*What is being asked:*
Return a copy of each line that holds the string "casa".
-------- Data records
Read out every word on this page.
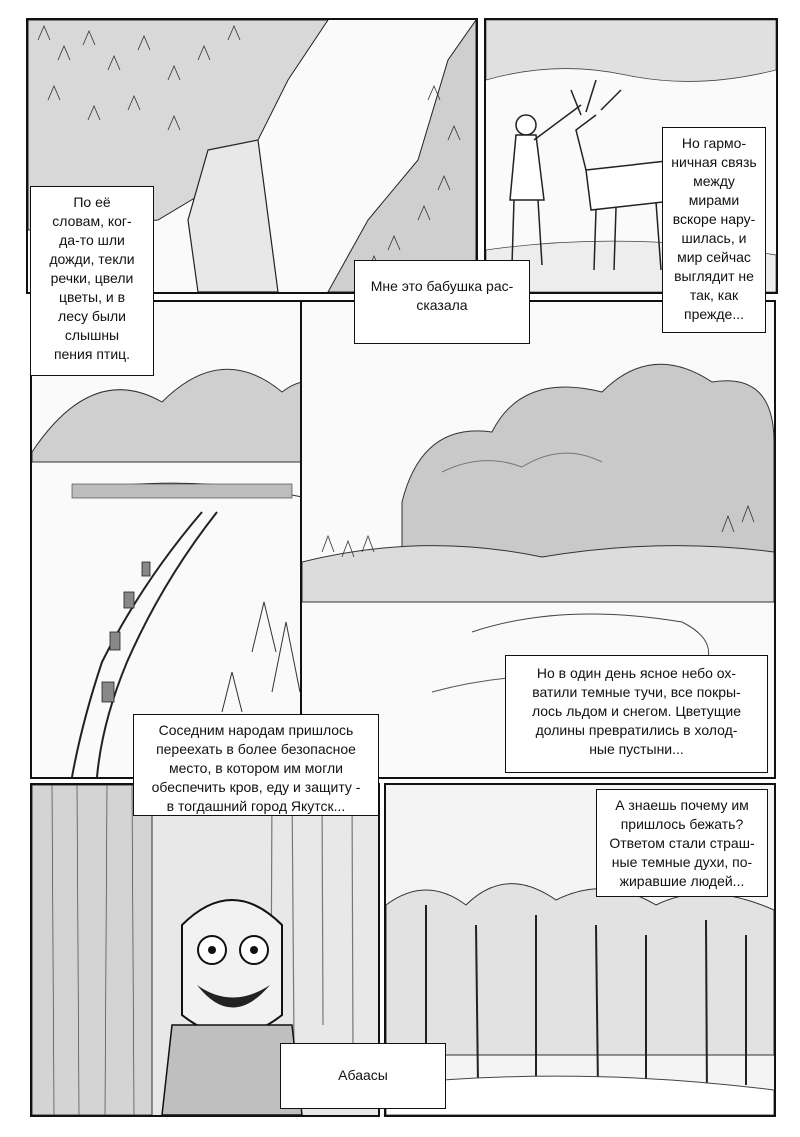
По её
словам, ког-
да-то шли
дожди, текли
речки, цвели
цветы, и в
лесу были
слышны
пения птиц.
Мне это бабушка рас-
сказала
Но гармо-
ничная связь
между
мирами
вскоре нару-
шилась, и
мир сейчас
выглядит не
так, как
прежде...
Но в один день ясное небо ох-
ватили темные тучи, все покры-
лось льдом и снегом. Цветущие
долины превратились в холод-
ные пустыни...
Соседним народам пришлось
переехать в более безопасное
место, в котором им могли
обеспечить кров, еду и защиту -
в тогдашний город Якутск...	А знаешь почему им
пришлось бежать?
Ответом стали страш-
ные темные духи, по-
жиравшие людей...
Абаасы
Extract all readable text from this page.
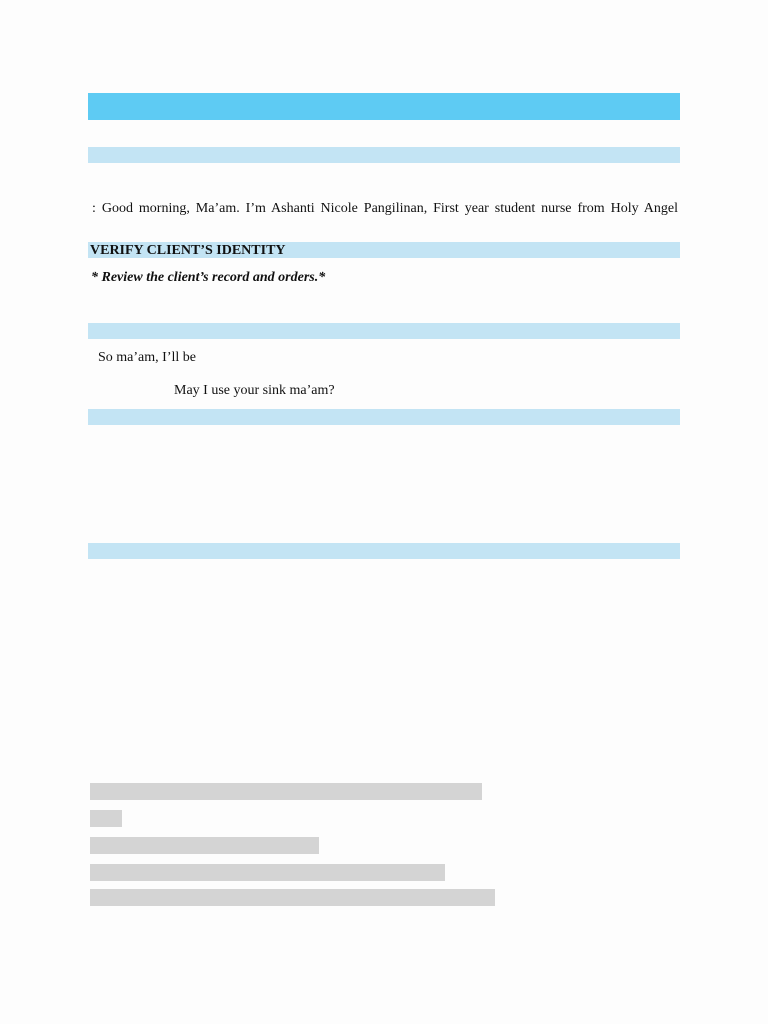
: Good morning, Ma’am. I’m Ashanti Nicole Pangilinan, First year student nurse from Holy Angel
VERIFY CLIENT’S IDENTITY
* Review the client’s record and orders.*
So ma’am, I’ll be
May I use your sink ma’am?
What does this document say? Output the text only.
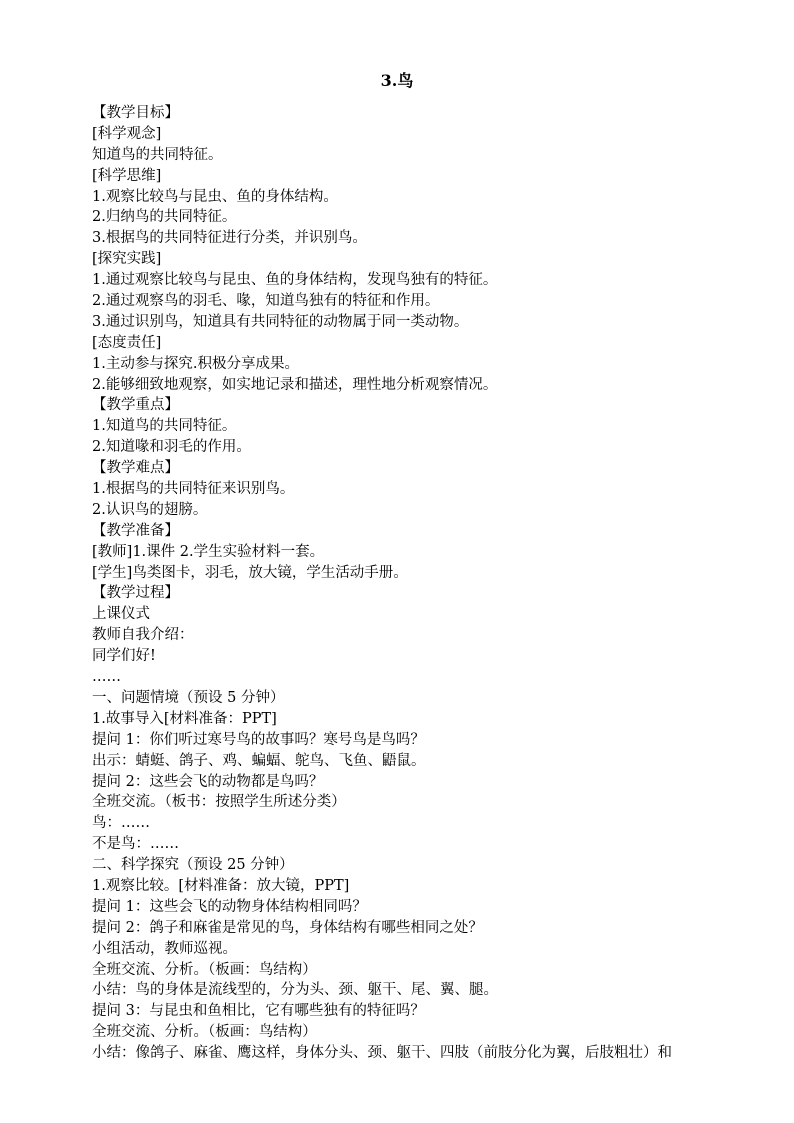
3.鸟
【教学目标】
[科学观念]
知道鸟的共同特征。
[科学思维]
1.观察比较鸟与昆虫、鱼的身体结构。
2.归纳鸟的共同特征。
3.根据鸟的共同特征进行分类，并识别鸟。
[探究实践]
1.通过观察比较鸟与昆虫、鱼的身体结构，发现鸟独有的特征。
2.通过观察鸟的羽毛、喙，知道鸟独有的特征和作用。
3.通过识别鸟，知道具有共同特征的动物属于同一类动物。
[态度责任]
1.主动参与探究.积极分享成果。
2.能够细致地观察，如实地记录和描述，理性地分析观察情况。
【教学重点】
1.知道鸟的共同特征。
2.知道喙和羽毛的作用。
【教学难点】
1.根据鸟的共同特征来识别鸟。
2.认识鸟的翅膀。
【教学准备】
[教师]1.课件 2.学生实验材料一套。
[学生]鸟类图卡，羽毛，放大镜，学生活动手册。
【教学过程】
上课仪式
教师自我介绍：
同学们好!
……
一、问题情境（预设 5 分钟）
1.故事导入[材料准备：PPT]
提问 1：你们听过寒号鸟的故事吗？寒号鸟是鸟吗？
出示：蜻蜓、鸽子、鸡、蝙蝠、鸵鸟、飞鱼、鼯鼠。
提问 2：这些会飞的动物都是鸟吗？
全班交流。（板书：按照学生所述分类）
鸟：……
不是鸟：……
二、科学探究（预设 25 分钟）
1.观察比较。[材料准备：放大镜，PPT]
提问 1：这些会飞的动物身体结构相同吗？
提问 2：鸽子和麻雀是常见的鸟，身体结构有哪些相同之处？
小组活动，教师巡视。
全班交流、分析。（板画：鸟结构）
小结：鸟的身体是流线型的，分为头、颈、躯干、尾、翼、腿。
提问 3：与昆虫和鱼相比，它有哪些独有的特征吗？
全班交流、分析。（板画：鸟结构）
小结：像鸽子、麻雀、鹰这样，身体分头、颈、躯干、四肢（前肢分化为翼，后肢粗壮）和
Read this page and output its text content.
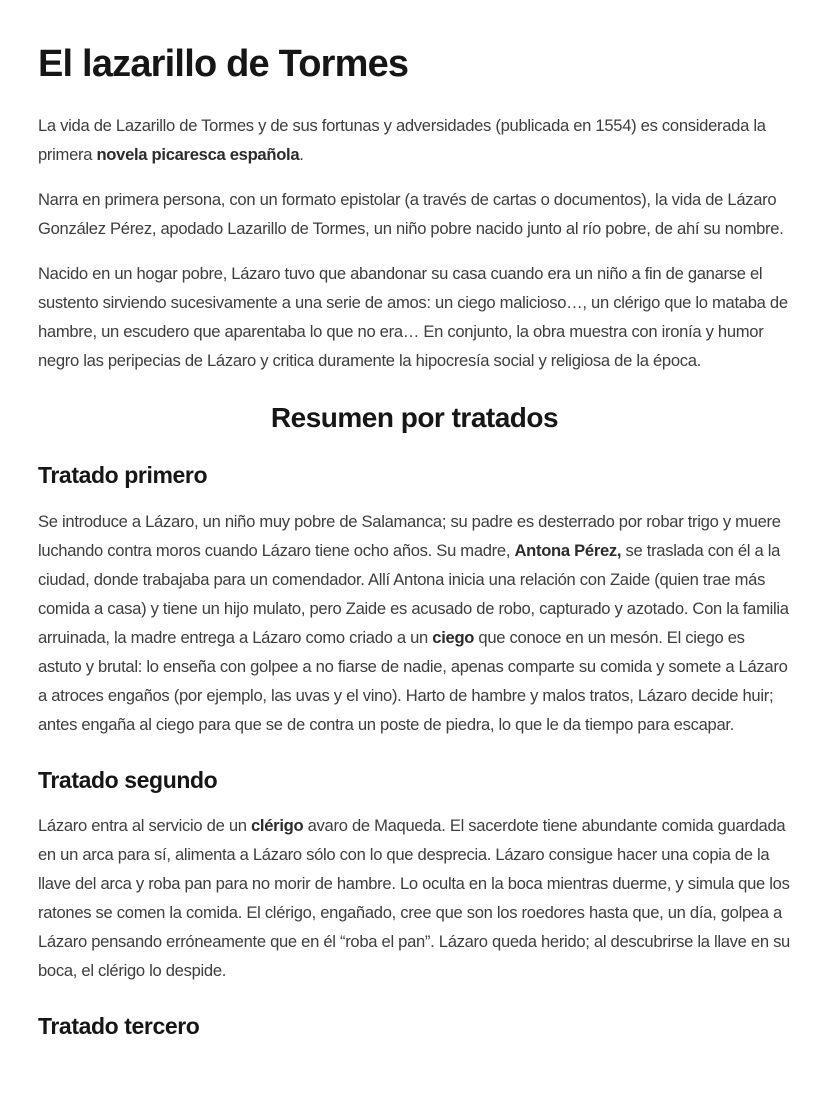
El lazarillo de Tormes

La vida de Lazarillo de Tormes y de sus fortunas y adversidades (publicada en 1554) es considerada la primera novela picaresca española.

Narra en primera persona, con un formato epistolar (a través de cartas o documentos), la vida de Lázaro González Pérez, apodado Lazarillo de Tormes, un niño pobre nacido junto al río pobre, de ahí su nombre.

Nacido en un hogar pobre, Lázaro tuvo que abandonar su casa cuando era un niño a fin de ganarse el sustento sirviendo sucesivamente a una serie de amos: un ciego malicioso…, un clérigo que lo mataba de hambre, un escudero que aparentaba lo que no era… En conjunto, la obra muestra con ironía y humor negro las peripecias de Lázaro y critica duramente la hipocresía social y religiosa de la época.

Resumen por tratados
Tratado primero

Se introduce a Lázaro, un niño muy pobre de Salamanca; su padre es desterrado por robar trigo y muere luchando contra moros cuando Lázaro tiene ocho años. Su madre, Antona Pérez, se traslada con él a la ciudad, donde trabajaba para un comendador. Allí Antona inicia una relación con Zaide (quien trae más comida a casa) y tiene un hijo mulato, pero Zaide es acusado de robo, capturado y azotado. Con la familia arruinada, la madre entrega a Lázaro como criado a un ciego que conoce en un mesón. El ciego es astuto y brutal: lo enseña con golpee a no fiarse de nadie, apenas comparte su comida y somete a Lázaro a atroces engaños (por ejemplo, las uvas y el vino). Harto de hambre y malos tratos, Lázaro decide huir; antes engaña al ciego para que se de contra un poste de piedra, lo que le da tiempo para escapar.

Tratado segundo

Lázaro entra al servicio de un clérigo avaro de Maqueda. El sacerdote tiene abundante comida guardada en un arca para sí, alimenta a Lázaro sólo con lo que desprecia. Lázaro consigue hacer una copia de la llave del arca y roba pan para no morir de hambre. Lo oculta en la boca mientras duerme, y simula que los ratones se comen la comida. El clérigo, engañado, cree que son los roedores hasta que, un día, golpea a Lázaro pensando erróneamente que en él “roba el pan”. Lázaro queda herido; al descubrirse la llave en su boca, el clérigo lo despide.

Tratado tercero
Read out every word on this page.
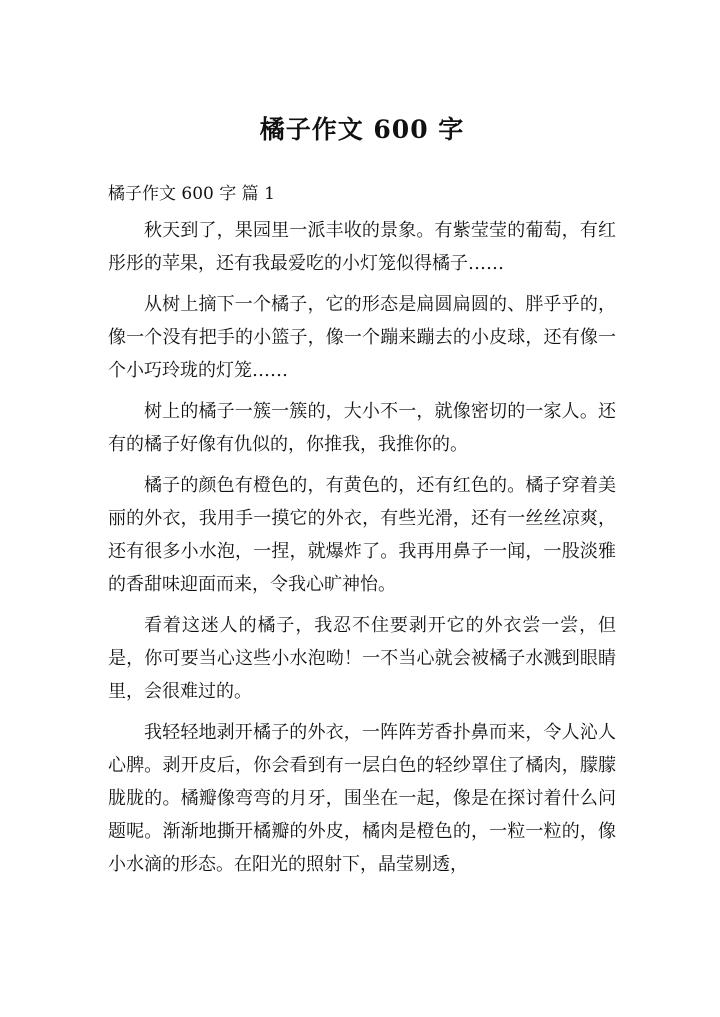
橘子作文 600 字
橘子作文 600 字 篇 1

秋天到了，果园里一派丰收的景象。有紫莹莹的葡萄，有红彤彤的苹果，还有我最爱吃的小灯笼似得橘子……

从树上摘下一个橘子，它的形态是扁圆扁圆的、胖乎乎的，像一个没有把手的小篮子，像一个蹦来蹦去的小皮球，还有像一个小巧玲珑的灯笼……

树上的橘子一簇一簇的，大小不一，就像密切的一家人。还有的橘子好像有仇似的，你推我，我推你的。

橘子的颜色有橙色的，有黄色的，还有红色的。橘子穿着美丽的外衣，我用手一摸它的外衣，有些光滑，还有一丝丝凉爽，还有很多小水泡，一捏，就爆炸了。我再用鼻子一闻，一股淡雅的香甜味迎面而来，令我心旷神怡。

看着这迷人的橘子，我忍不住要剥开它的外衣尝一尝，但是，你可要当心这些小水泡呦！一不当心就会被橘子水溅到眼睛里，会很难过的。

我轻轻地剥开橘子的外衣，一阵阵芳香扑鼻而来，令人沁人心脾。剥开皮后，你会看到有一层白色的轻纱罩住了橘肉，朦朦胧胧的。橘瓣像弯弯的月牙，围坐在一起，像是在探讨着什么问题呢。渐渐地撕开橘瓣的外皮，橘肉是橙色的，一粒一粒的，像小水滴的形态。在阳光的照射下，晶莹剔透，
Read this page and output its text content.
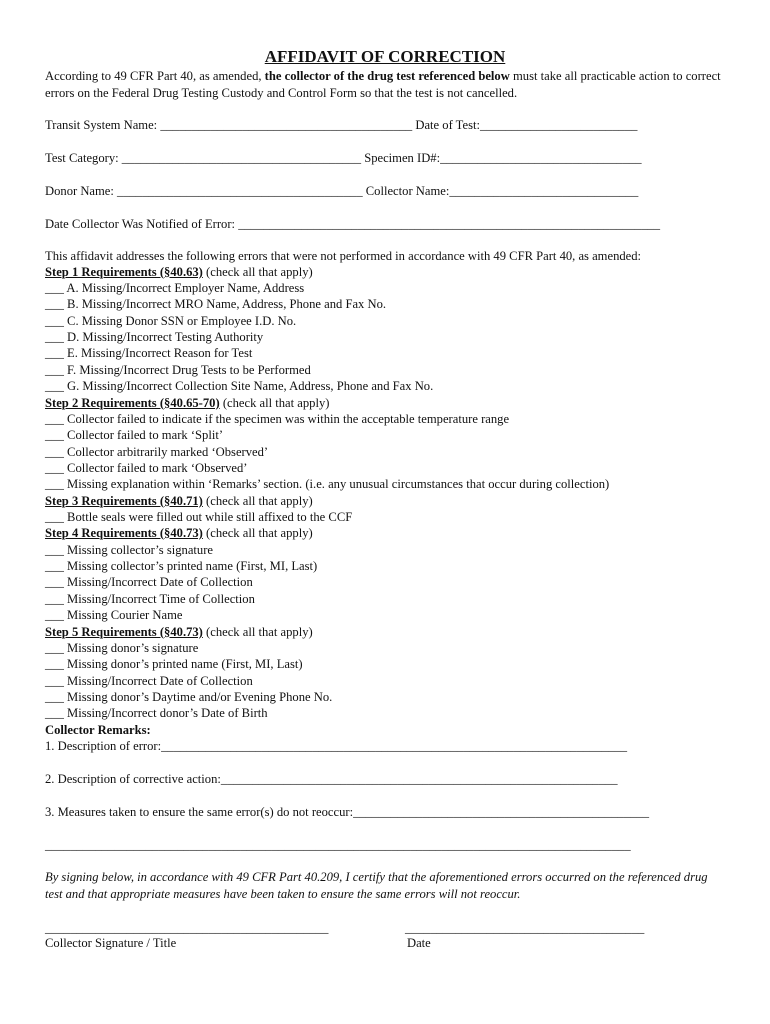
AFFIDAVIT OF CORRECTION
According to 49 CFR Part 40, as amended, the collector of the drug test referenced below must take all practicable action to correct errors on the Federal Drug Testing Custody and Control Form so that the test is not cancelled.
Transit System Name: ________________________________________ Date of Test:_________________________
Test Category: ______________________________________ Specimen ID#:________________________________
Donor Name: _______________________________________ Collector Name:______________________________
Date Collector Was Notified of Error: ___________________________________________________________________
This affidavit addresses the following errors that were not performed in accordance with 49 CFR Part 40, as amended:
Step 1 Requirements (§40.63) (check all that apply)
___ A. Missing/Incorrect Employer Name, Address
___ B. Missing/Incorrect MRO Name, Address, Phone and Fax No.
___ C. Missing Donor SSN or Employee I.D. No.
___ D. Missing/Incorrect Testing Authority
___ E. Missing/Incorrect Reason for Test
___ F. Missing/Incorrect Drug Tests to be Performed
___ G. Missing/Incorrect Collection Site Name, Address, Phone and Fax No.
Step 2 Requirements (§40.65-70) (check all that apply)
___ Collector failed to indicate if the specimen was within the acceptable temperature range
___ Collector failed to mark ‘Split’
___ Collector arbitrarily marked ‘Observed’
___ Collector failed to mark ‘Observed’
___ Missing explanation within ‘Remarks’ section. (i.e. any unusual circumstances that occur during collection)
Step 3 Requirements (§40.71) (check all that apply)
___ Bottle seals were filled out while still affixed to the CCF
Step 4 Requirements (§40.73) (check all that apply)
___ Missing collector’s signature
___ Missing collector’s printed name (First, MI, Last)
___ Missing/Incorrect Date of Collection
___ Missing/Incorrect Time of Collection
___ Missing Courier Name
Step 5 Requirements (§40.73) (check all that apply)
___ Missing donor’s signature
___ Missing donor’s printed name (First, MI, Last)
___ Missing/Incorrect Date of Collection
___ Missing donor’s Daytime and/or Evening Phone No.
___ Missing/Incorrect donor’s Date of Birth
Collector Remarks:
1. Description of error:__________________________________________________________________________
2. Description of corrective action:_______________________________________________________________
3. Measures taken to ensure the same error(s) do not reoccur:_______________________________________________
_____________________________________________________________________________________________
By signing below, in accordance with 49 CFR Part 40.209, I certify that the aforementioned errors occurred on the referenced drug test and that appropriate measures have been taken to ensure the same errors will not reoccur.
_____________________________________________
Collector Signature / Title
______________________________________
Date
----------------
*Solution for this task:*
Nacido en un hogar pobre, Lázaro tuvo que abandonar su casa cuando era un niño a fin de ganarse el sustento sirviendo sucesivamente a una serie de amos: un ciego malicioso…, un clérigo que lo mataba de hambre, un escudero que aparentaba lo que no era… En conjunto, la obra muestra con ironía y humor negro las peripecias de Lázaro y critica duramente la hipocresía social y religiosa de la época.
Se introduce a Lázaro, un niño muy pobre de Salamanca; su padre es desterrado por robar trigo y muere luchando contra moros cuando Lázaro tiene ocho años. Su madre, Antona Pérez, se traslada con él a la ciudad, donde trabajaba para un comendador. Allí Antona inicia una relación con Zaide (quien trae más comida a casa) y tiene un hijo mulato, pero Zaide es acusado de robo, capturado y azotado. Con la familia arruinada, la madre entrega a Lázaro como criado a un ciego que conoce en un mesón. El ciego es astuto y brutal: lo enseña con golpee a no fiarse de nadie, apenas comparte su comida y somete a Lázaro a atroces engaños (por ejemplo, las uvas y el vino). Harto de hambre y malos tratos, Lázaro decide huir; antes engaña al ciego para que se de contra un poste de piedra, lo que le da tiempo para escapar.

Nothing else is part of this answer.